Work to do —
Copy only those lines which run from the line containing "Extract the structured" to the end of the entries below, both inclusive, exactly as written and with no pictures.

Material provided —
☆ ☆ ☆
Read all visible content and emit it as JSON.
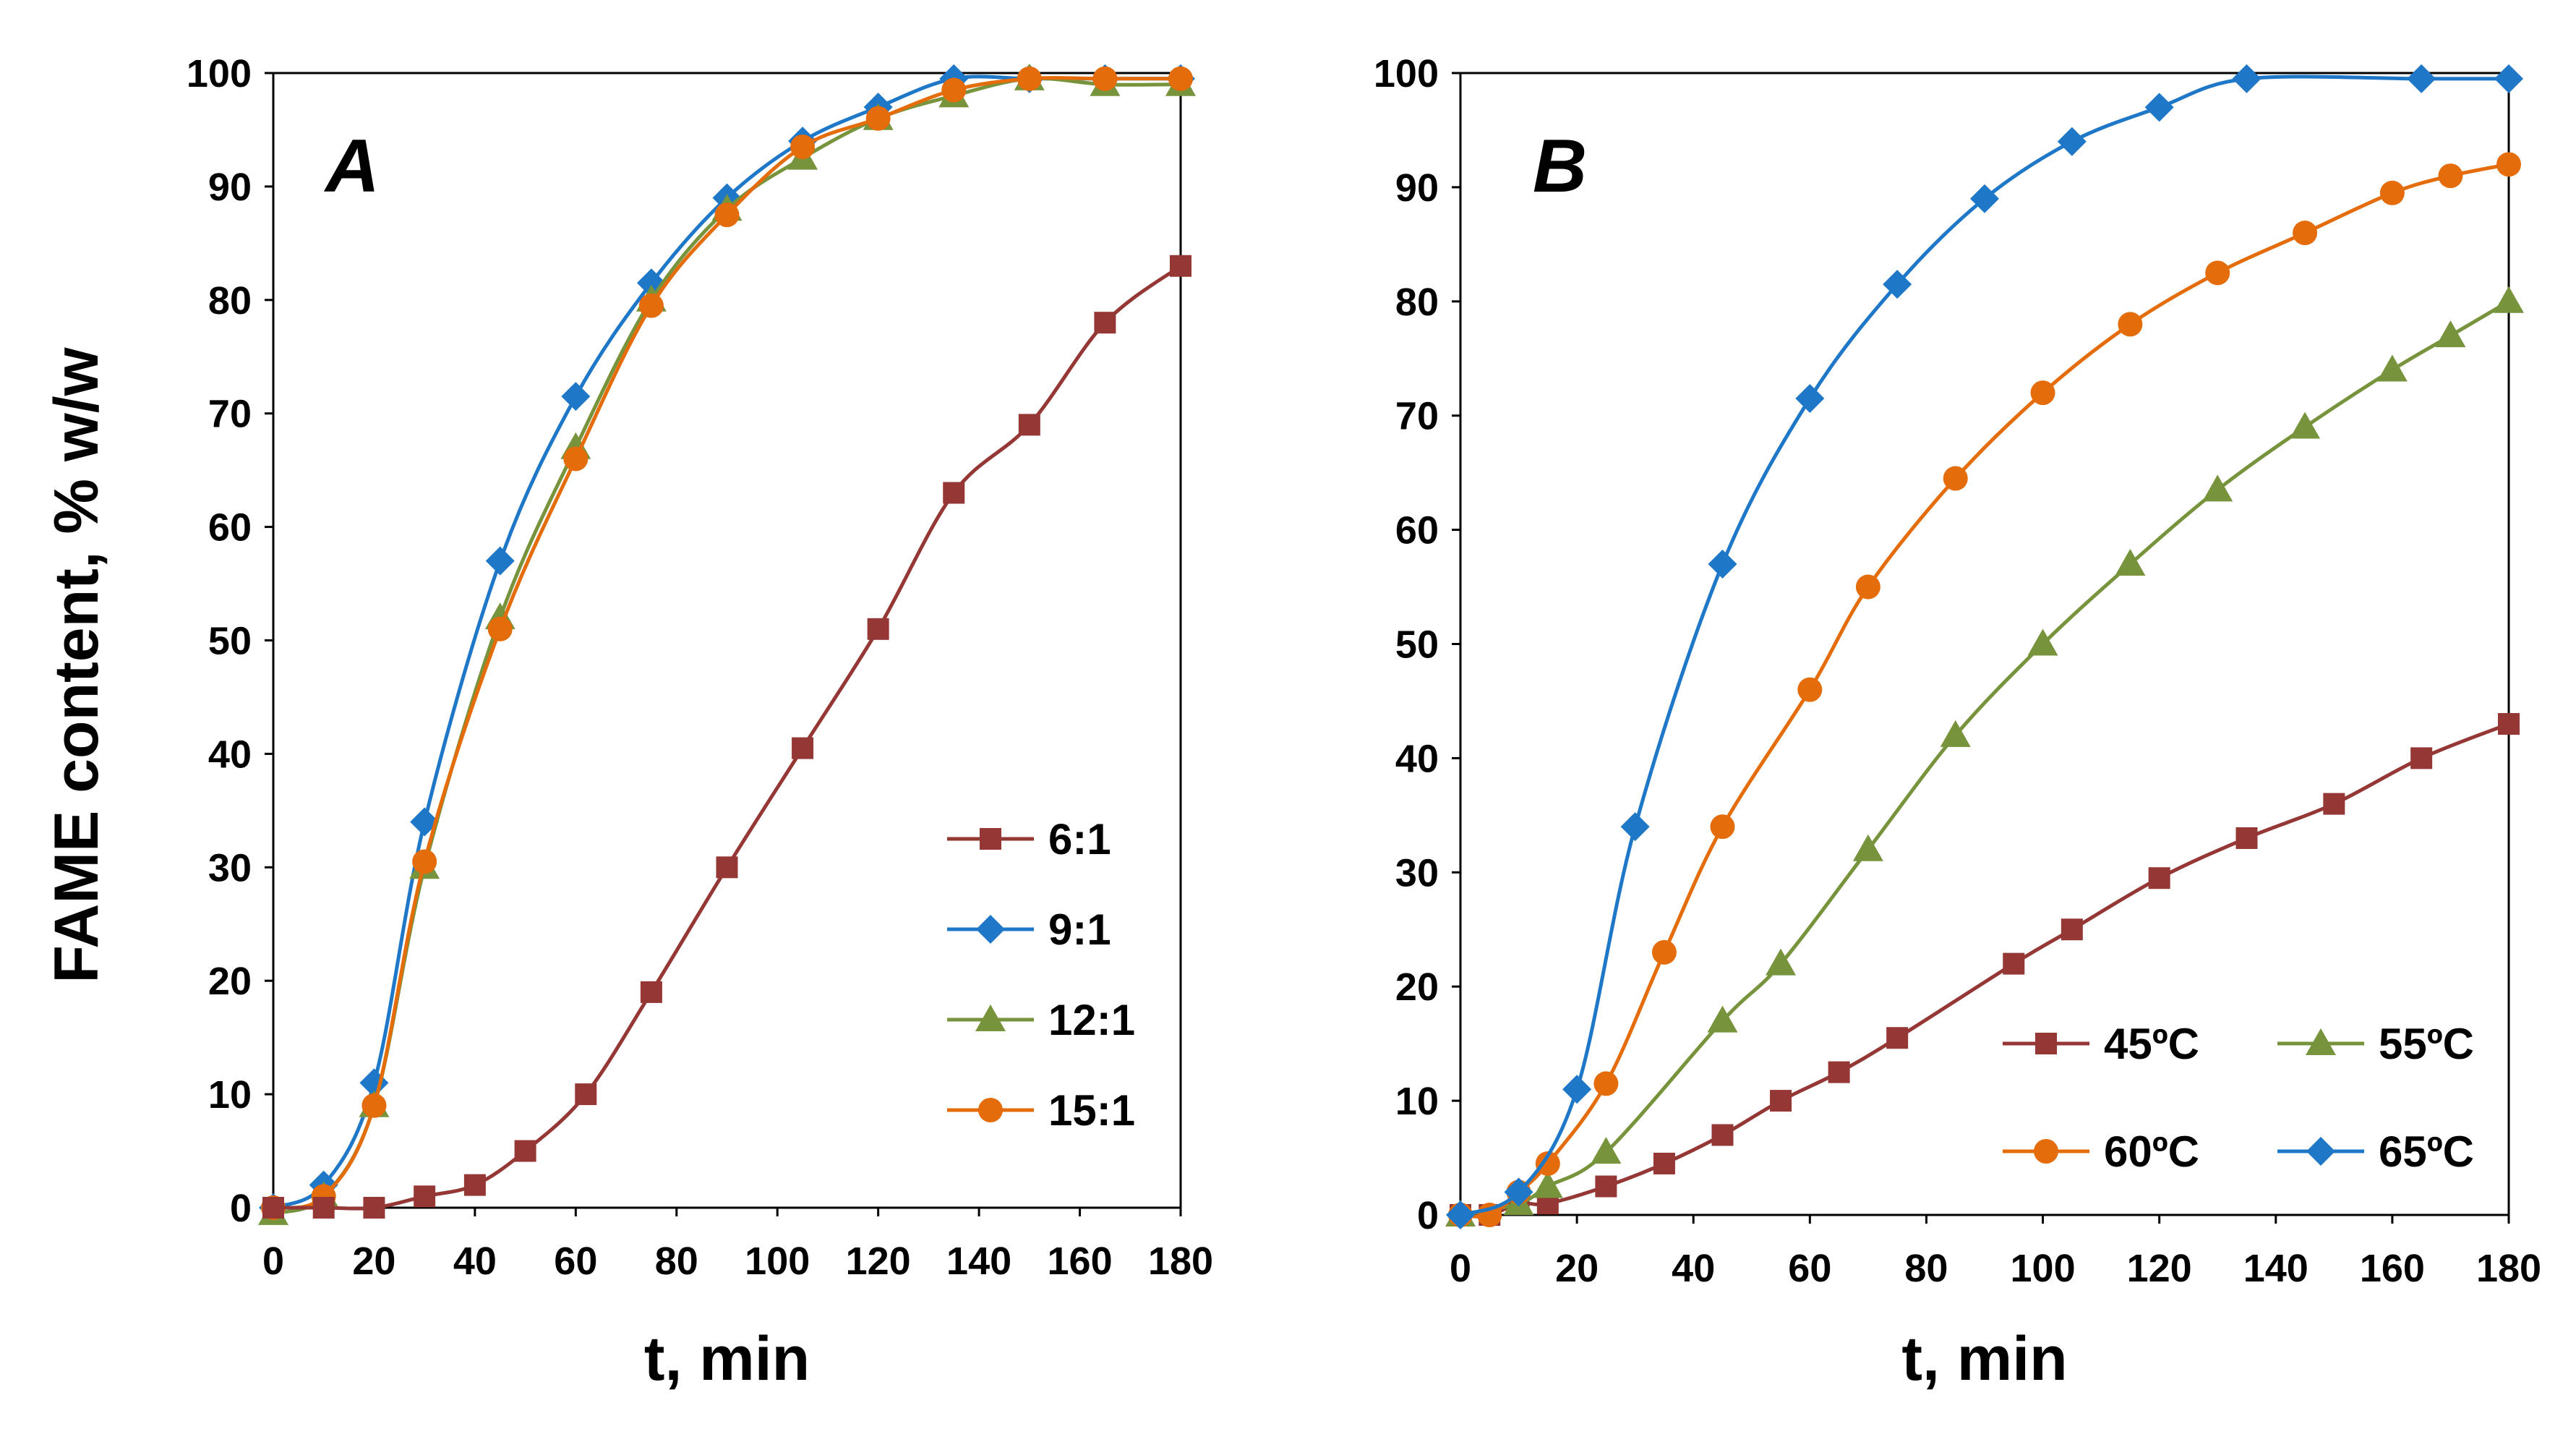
{
  "figure": {
    "ylabel": "FAME content, % w/w"
  },
  "chart_data": [
    {
      "type": "line",
      "panel_label": "A",
      "xlabel": "t, min",
      "ylabel": "FAME content, % w/w",
      "xlim": [
        0,
        180
      ],
      "ylim": [
        0,
        100
      ],
      "xticks": [
        "0",
        "20",
        "40",
        "60",
        "80",
        "100",
        "120",
        "140",
        "160",
        "180"
      ],
      "yticks": [
        "0",
        "10",
        "20",
        "30",
        "40",
        "50",
        "60",
        "70",
        "80",
        "90",
        "100"
      ],
      "grid": false,
      "legend_position": "bottom-right",
      "legend_layout": "single-column",
      "series": [
        {
          "name": "9:1",
          "color": "#1F77C8",
          "marker": "diamond",
          "x": [
            0,
            10,
            20,
            30,
            45,
            60,
            75,
            90,
            105,
            120,
            135,
            150,
            165,
            180
          ],
          "y": [
            0,
            2,
            11,
            34,
            57,
            71.5,
            81.5,
            89,
            94,
            97,
            99.5,
            99.5,
            99.5,
            99.5
          ]
        },
        {
          "name": "12:1",
          "color": "#77933C",
          "marker": "triangle",
          "x": [
            0,
            10,
            20,
            30,
            45,
            60,
            75,
            90,
            105,
            120,
            135,
            150,
            165,
            180
          ],
          "y": [
            -0.5,
            1,
            9,
            30,
            52,
            67,
            80,
            88,
            92.5,
            96,
            98,
            99.5,
            99,
            99
          ]
        },
        {
          "name": "15:1",
          "color": "#E46C0A",
          "marker": "circle",
          "x": [
            0,
            10,
            20,
            30,
            45,
            60,
            75,
            90,
            105,
            120,
            135,
            150,
            165,
            180
          ],
          "y": [
            0,
            1,
            9,
            30.5,
            51,
            66,
            79.5,
            87.5,
            93.5,
            96,
            98.5,
            99.5,
            99.5,
            99.5
          ]
        },
        {
          "name": "6:1",
          "color": "#953735",
          "marker": "square",
          "x": [
            0,
            10,
            20,
            30,
            40,
            50,
            62,
            75,
            90,
            105,
            120,
            135,
            150,
            165,
            180
          ],
          "y": [
            0,
            0,
            0,
            1,
            2,
            5,
            10,
            19,
            30,
            40.5,
            51,
            63,
            69,
            78,
            83
          ]
        }
      ],
      "legend_order": [
        "6:1",
        "9:1",
        "12:1",
        "15:1"
      ]
    },
    {
      "type": "line",
      "panel_label": "B",
      "xlabel": "t, min",
      "ylabel": "FAME content, % w/w",
      "xlim": [
        0,
        180
      ],
      "ylim": [
        0,
        100
      ],
      "xticks": [
        "0",
        "20",
        "40",
        "60",
        "80",
        "100",
        "120",
        "140",
        "160",
        "180"
      ],
      "yticks": [
        "0",
        "10",
        "20",
        "30",
        "40",
        "50",
        "60",
        "70",
        "80",
        "90",
        "100"
      ],
      "grid": false,
      "legend_position": "bottom-right",
      "legend_layout": "two-column",
      "series": [
        {
          "name": "45ºC",
          "color": "#953735",
          "marker": "square",
          "x": [
            0,
            5,
            10,
            15,
            25,
            35,
            45,
            55,
            65,
            75,
            95,
            105,
            120,
            135,
            150,
            165,
            180
          ],
          "y": [
            0,
            0,
            1,
            1,
            2.5,
            4.5,
            7,
            10,
            12.5,
            15.5,
            22,
            25,
            29.5,
            33,
            36,
            40,
            43
          ]
        },
        {
          "name": "55ºC",
          "color": "#77933C",
          "marker": "triangle",
          "x": [
            0,
            10,
            15,
            25,
            45,
            55,
            70,
            85,
            100,
            115,
            130,
            145,
            160,
            170,
            180
          ],
          "y": [
            0,
            1,
            2.5,
            5.5,
            17,
            22,
            32,
            42,
            50,
            57,
            63.5,
            69,
            74,
            77,
            80
          ]
        },
        {
          "name": "60ºC",
          "color": "#E46C0A",
          "marker": "circle",
          "x": [
            0,
            5,
            10,
            15,
            25,
            35,
            45,
            60,
            70,
            85,
            100,
            115,
            130,
            145,
            160,
            170,
            180
          ],
          "y": [
            0,
            0,
            2,
            4.5,
            11.5,
            23,
            34,
            46,
            55,
            64.5,
            72,
            78,
            82.5,
            86,
            89.5,
            91,
            92
          ]
        },
        {
          "name": "65ºC",
          "color": "#1F77C8",
          "marker": "diamond",
          "x": [
            0,
            10,
            20,
            30,
            45,
            60,
            75,
            90,
            105,
            120,
            135,
            165,
            180
          ],
          "y": [
            0,
            2,
            11,
            34,
            57,
            71.5,
            81.5,
            89,
            94,
            97,
            99.5,
            99.5,
            99.5
          ]
        }
      ],
      "legend_order": [
        "45ºC",
        "55ºC",
        "60ºC",
        "65ºC"
      ]
    }
  ]
}
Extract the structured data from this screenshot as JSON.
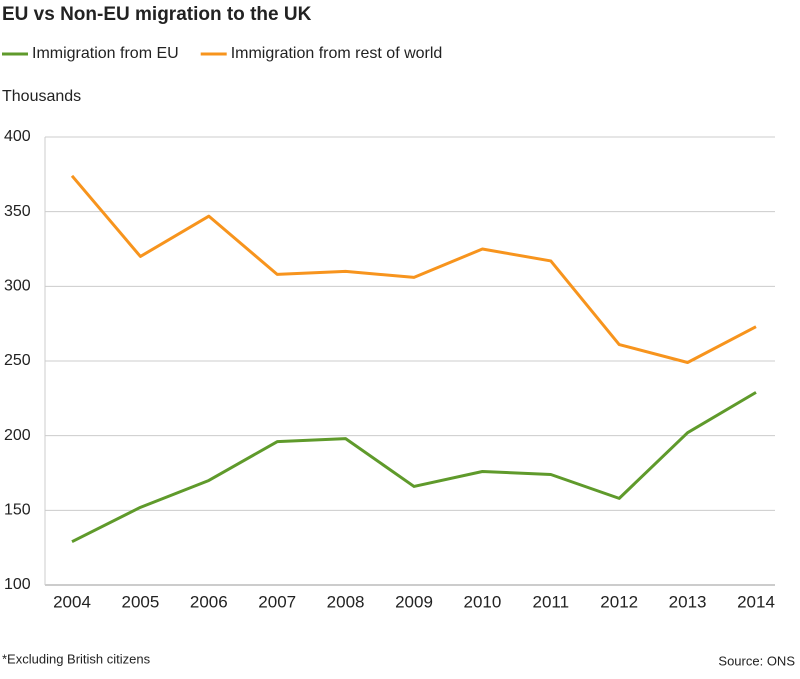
{
  "chart_data": {
    "type": "line",
    "title": "EU vs Non-EU migration to the UK",
    "y_label": "Thousands",
    "footnote": "*Excluding British citizens",
    "source": "Source: ONS",
    "categories": [
      "2004",
      "2005",
      "2006",
      "2007",
      "2008",
      "2009",
      "2010",
      "2011",
      "2012",
      "2013",
      "2014"
    ],
    "series": [
      {
        "name": "Immigration from EU",
        "color": "#5f9a2b",
        "values": [
          129,
          152,
          170,
          196,
          198,
          166,
          176,
          174,
          158,
          202,
          229
        ]
      },
      {
        "name": "Immigration from rest of world",
        "color": "#f7941d",
        "values": [
          374,
          320,
          347,
          308,
          310,
          306,
          325,
          317,
          261,
          249,
          273
        ]
      }
    ],
    "ylim": [
      100,
      400
    ],
    "yticks": [
      100,
      150,
      200,
      250,
      300,
      350,
      400
    ],
    "grid": true
  }
}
☆ ☆ ☆
Task solution —
Extract the structured data from this screenshot as JSON.
{
  "chart_data": {
    "type": "line",
    "title": "EU vs Non-EU migration to the UK",
    "y_label": "Thousands",
    "footnote": "*Excluding British citizens",
    "source": "Source: ONS",
    "categories": [
      "2004",
      "2005",
      "2006",
      "2007",
      "2008",
      "2009",
      "2010",
      "2011",
      "2012",
      "2013",
      "2014"
    ],
    "series": [
      {
        "name": "Immigration from EU",
        "color": "#5f9a2b",
        "values": [
          129,
          152,
          170,
          196,
          198,
          166,
          176,
          174,
          158,
          202,
          229
        ]
      },
      {
        "name": "Immigration from rest of world",
        "color": "#f7941d",
        "values": [
          374,
          320,
          347,
          308,
          310,
          306,
          325,
          317,
          261,
          249,
          273
        ]
      }
    ],
    "ylim": [
      100,
      400
    ],
    "yticks": [
      100,
      150,
      200,
      250,
      300,
      350,
      400
    ],
    "grid": true
  }
}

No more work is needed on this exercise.